DATA SECTION:
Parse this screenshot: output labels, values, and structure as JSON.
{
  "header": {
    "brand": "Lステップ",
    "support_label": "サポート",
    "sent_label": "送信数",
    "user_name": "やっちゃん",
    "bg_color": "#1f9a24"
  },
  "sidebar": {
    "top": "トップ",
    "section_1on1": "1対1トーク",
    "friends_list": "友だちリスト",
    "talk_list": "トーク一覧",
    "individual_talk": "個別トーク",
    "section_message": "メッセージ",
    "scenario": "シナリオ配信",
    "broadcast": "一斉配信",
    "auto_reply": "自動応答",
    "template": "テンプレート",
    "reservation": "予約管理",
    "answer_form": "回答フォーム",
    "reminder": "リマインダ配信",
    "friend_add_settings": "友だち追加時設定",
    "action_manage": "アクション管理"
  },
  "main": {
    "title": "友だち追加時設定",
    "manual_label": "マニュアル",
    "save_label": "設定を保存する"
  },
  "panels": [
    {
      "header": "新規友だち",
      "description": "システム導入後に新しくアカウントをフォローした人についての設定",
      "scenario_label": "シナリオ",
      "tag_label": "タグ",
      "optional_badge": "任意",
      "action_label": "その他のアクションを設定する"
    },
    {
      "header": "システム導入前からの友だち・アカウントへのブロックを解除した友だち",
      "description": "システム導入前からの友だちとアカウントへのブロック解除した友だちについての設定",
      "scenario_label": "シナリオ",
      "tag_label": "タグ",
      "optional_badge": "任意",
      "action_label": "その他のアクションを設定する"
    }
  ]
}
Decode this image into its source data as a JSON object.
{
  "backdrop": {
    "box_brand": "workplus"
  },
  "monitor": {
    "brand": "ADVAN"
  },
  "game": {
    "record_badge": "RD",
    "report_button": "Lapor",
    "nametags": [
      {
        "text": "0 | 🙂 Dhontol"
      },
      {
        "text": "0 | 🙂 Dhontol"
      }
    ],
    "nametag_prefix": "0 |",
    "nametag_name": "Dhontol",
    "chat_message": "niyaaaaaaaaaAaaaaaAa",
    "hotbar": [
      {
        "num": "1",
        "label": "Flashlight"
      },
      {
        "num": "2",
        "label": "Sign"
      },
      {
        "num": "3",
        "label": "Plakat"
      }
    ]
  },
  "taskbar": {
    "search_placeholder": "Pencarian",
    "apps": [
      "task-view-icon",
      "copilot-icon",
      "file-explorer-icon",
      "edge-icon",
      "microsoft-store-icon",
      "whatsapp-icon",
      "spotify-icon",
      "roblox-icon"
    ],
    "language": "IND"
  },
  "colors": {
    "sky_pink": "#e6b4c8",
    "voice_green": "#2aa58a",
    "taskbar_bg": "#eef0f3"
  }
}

JOB: Output all records verbatim.

TASK OUTPUT:
Parse this screenshot: output labels, values, and structure as JSON.
{
  "header": {
    "brand": "Lステップ",
    "support_label": "サポート",
    "sent_label": "送信数",
    "user_name": "やっちゃん",
    "bg_color": "#1f9a24"
  },
  "sidebar": {
    "top": "トップ",
    "section_1on1": "1対1トーク",
    "friends_list": "友だちリスト",
    "talk_list": "トーク一覧",
    "individual_talk": "個別トーク",
    "section_message": "メッセージ",
    "scenario": "シナリオ配信",
    "broadcast": "一斉配信",
    "auto_reply": "自動応答",
    "template": "テンプレート",
    "reservation": "予約管理",
    "answer_form": "回答フォーム",
    "reminder": "リマインダ配信",
    "friend_add_settings": "友だち追加時設定",
    "action_manage": "アクション管理"
  },
  "main": {
    "title": "友だち追加時設定",
    "manual_label": "マニュアル",
    "save_label": "設定を保存する"
  },
  "panels": [
    {
      "header": "新規友だち",
      "description": "システム導入後に新しくアカウントをフォローした人についての設定",
      "scenario_label": "シナリオ",
      "tag_label": "タグ",
      "optional_badge": "任意",
      "action_label": "その他のアクションを設定する"
    },
    {
      "header": "システム導入前からの友だち・アカウントへのブロックを解除した友だち",
      "description": "システム導入前からの友だちとアカウントへのブロック解除した友だちについての設定",
      "scenario_label": "シナリオ",
      "tag_label": "タグ",
      "optional_badge": "任意",
      "action_label": "その他のアクションを設定する"
    }
  ]
}
Decode this image into its source data as a JSON object.
{
  "backdrop": {
    "box_brand": "workplus"
  },
  "monitor": {
    "brand": "ADVAN"
  },
  "game": {
    "record_badge": "RD",
    "report_button": "Lapor",
    "nametags": [
      {
        "text": "0 | 🙂 Dhontol"
      },
      {
        "text": "0 | 🙂 Dhontol"
      }
    ],
    "nametag_prefix": "0 |",
    "nametag_name": "Dhontol",
    "chat_message": "niyaaaaaaaaaAaaaaaAa",
    "hotbar": [
      {
        "num": "1",
        "label": "Flashlight"
      },
      {
        "num": "2",
        "label": "Sign"
      },
      {
        "num": "3",
        "label": "Plakat"
      }
    ]
  },
  "taskbar": {
    "search_placeholder": "Pencarian",
    "apps": [
      "task-view-icon",
      "copilot-icon",
      "file-explorer-icon",
      "edge-icon",
      "microsoft-store-icon",
      "whatsapp-icon",
      "spotify-icon",
      "roblox-icon"
    ],
    "language": "IND"
  },
  "colors": {
    "sky_pink": "#e6b4c8",
    "voice_green": "#2aa58a",
    "taskbar_bg": "#eef0f3"
  }
}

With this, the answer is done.